• [Instruction]: Give the material again in full, matching it exactly.

** START Task material **

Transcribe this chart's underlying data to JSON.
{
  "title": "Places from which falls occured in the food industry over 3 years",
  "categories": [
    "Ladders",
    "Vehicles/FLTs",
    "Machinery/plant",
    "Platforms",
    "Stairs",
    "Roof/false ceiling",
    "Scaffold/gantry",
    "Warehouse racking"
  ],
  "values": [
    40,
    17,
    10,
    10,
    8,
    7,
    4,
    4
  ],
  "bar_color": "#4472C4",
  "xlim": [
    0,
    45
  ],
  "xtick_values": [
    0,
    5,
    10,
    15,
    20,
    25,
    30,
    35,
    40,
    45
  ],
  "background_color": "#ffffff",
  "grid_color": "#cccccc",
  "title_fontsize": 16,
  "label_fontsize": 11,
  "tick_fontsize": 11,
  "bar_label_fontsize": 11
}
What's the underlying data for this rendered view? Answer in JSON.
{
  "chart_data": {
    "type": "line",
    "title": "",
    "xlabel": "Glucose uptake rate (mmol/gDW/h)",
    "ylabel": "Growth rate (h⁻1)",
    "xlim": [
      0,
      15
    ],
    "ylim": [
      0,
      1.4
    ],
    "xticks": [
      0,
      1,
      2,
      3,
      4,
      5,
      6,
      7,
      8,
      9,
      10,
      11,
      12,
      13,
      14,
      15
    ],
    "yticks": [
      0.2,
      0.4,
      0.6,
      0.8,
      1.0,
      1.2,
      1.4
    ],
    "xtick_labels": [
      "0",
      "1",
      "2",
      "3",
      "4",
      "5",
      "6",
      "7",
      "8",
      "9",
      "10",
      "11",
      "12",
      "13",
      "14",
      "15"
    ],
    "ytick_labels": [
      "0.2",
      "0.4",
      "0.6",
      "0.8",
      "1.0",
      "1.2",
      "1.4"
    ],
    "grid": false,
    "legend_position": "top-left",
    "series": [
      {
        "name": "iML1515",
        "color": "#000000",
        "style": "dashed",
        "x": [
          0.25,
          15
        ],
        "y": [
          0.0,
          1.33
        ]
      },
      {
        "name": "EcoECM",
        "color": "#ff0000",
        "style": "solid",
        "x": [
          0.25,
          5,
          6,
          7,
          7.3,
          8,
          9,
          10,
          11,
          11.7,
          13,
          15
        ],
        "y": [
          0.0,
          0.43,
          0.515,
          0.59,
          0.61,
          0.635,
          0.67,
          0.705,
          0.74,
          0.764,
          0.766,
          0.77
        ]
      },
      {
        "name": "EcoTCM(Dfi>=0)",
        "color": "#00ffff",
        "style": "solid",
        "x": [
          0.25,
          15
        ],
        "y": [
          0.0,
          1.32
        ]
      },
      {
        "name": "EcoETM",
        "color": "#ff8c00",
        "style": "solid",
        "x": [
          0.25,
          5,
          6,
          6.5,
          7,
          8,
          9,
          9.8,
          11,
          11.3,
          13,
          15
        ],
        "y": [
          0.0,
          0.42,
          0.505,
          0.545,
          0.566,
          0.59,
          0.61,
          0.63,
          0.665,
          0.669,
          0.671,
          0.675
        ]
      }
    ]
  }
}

** END Task material **

• [Complete response]:
Transcribe this chart's underlying data to JSON.
{
  "title": "Places from which falls occured in the food industry over 3 years",
  "categories": [
    "Ladders",
    "Vehicles/FLTs",
    "Machinery/plant",
    "Platforms",
    "Stairs",
    "Roof/false ceiling",
    "Scaffold/gantry",
    "Warehouse racking"
  ],
  "values": [
    40,
    17,
    10,
    10,
    8,
    7,
    4,
    4
  ],
  "bar_color": "#4472C4",
  "xlim": [
    0,
    45
  ],
  "xtick_values": [
    0,
    5,
    10,
    15,
    20,
    25,
    30,
    35,
    40,
    45
  ],
  "background_color": "#ffffff",
  "grid_color": "#cccccc",
  "title_fontsize": 16,
  "label_fontsize": 11,
  "tick_fontsize": 11,
  "bar_label_fontsize": 11
}
What's the underlying data for this rendered view? Answer in JSON.
{
  "chart_data": {
    "type": "line",
    "title": "",
    "xlabel": "Glucose uptake rate (mmol/gDW/h)",
    "ylabel": "Growth rate (h⁻1)",
    "xlim": [
      0,
      15
    ],
    "ylim": [
      0,
      1.4
    ],
    "xticks": [
      0,
      1,
      2,
      3,
      4,
      5,
      6,
      7,
      8,
      9,
      10,
      11,
      12,
      13,
      14,
      15
    ],
    "yticks": [
      0.2,
      0.4,
      0.6,
      0.8,
      1.0,
      1.2,
      1.4
    ],
    "xtick_labels": [
      "0",
      "1",
      "2",
      "3",
      "4",
      "5",
      "6",
      "7",
      "8",
      "9",
      "10",
      "11",
      "12",
      "13",
      "14",
      "15"
    ],
    "ytick_labels": [
      "0.2",
      "0.4",
      "0.6",
      "0.8",
      "1.0",
      "1.2",
      "1.4"
    ],
    "grid": false,
    "legend_position": "top-left",
    "series": [
      {
        "name": "iML1515",
        "color": "#000000",
        "style": "dashed",
        "x": [
          0.25,
          15
        ],
        "y": [
          0.0,
          1.33
        ]
      },
      {
        "name": "EcoECM",
        "color": "#ff0000",
        "style": "solid",
        "x": [
          0.25,
          5,
          6,
          7,
          7.3,
          8,
          9,
          10,
          11,
          11.7,
          13,
          15
        ],
        "y": [
          0.0,
          0.43,
          0.515,
          0.59,
          0.61,
          0.635,
          0.67,
          0.705,
          0.74,
          0.764,
          0.766,
          0.77
        ]
      },
      {
        "name": "EcoTCM(Dfi>=0)",
        "color": "#00ffff",
        "style": "solid",
        "x": [
          0.25,
          15
        ],
        "y": [
          0.0,
          1.32
        ]
      },
      {
        "name": "EcoETM",
        "color": "#ff8c00",
        "style": "solid",
        "x": [
          0.25,
          5,
          6,
          6.5,
          7,
          8,
          9,
          9.8,
          11,
          11.3,
          13,
          15
        ],
        "y": [
          0.0,
          0.42,
          0.505,
          0.545,
          0.566,
          0.59,
          0.61,
          0.63,
          0.665,
          0.669,
          0.671,
          0.675
        ]
      }
    ]
  }
}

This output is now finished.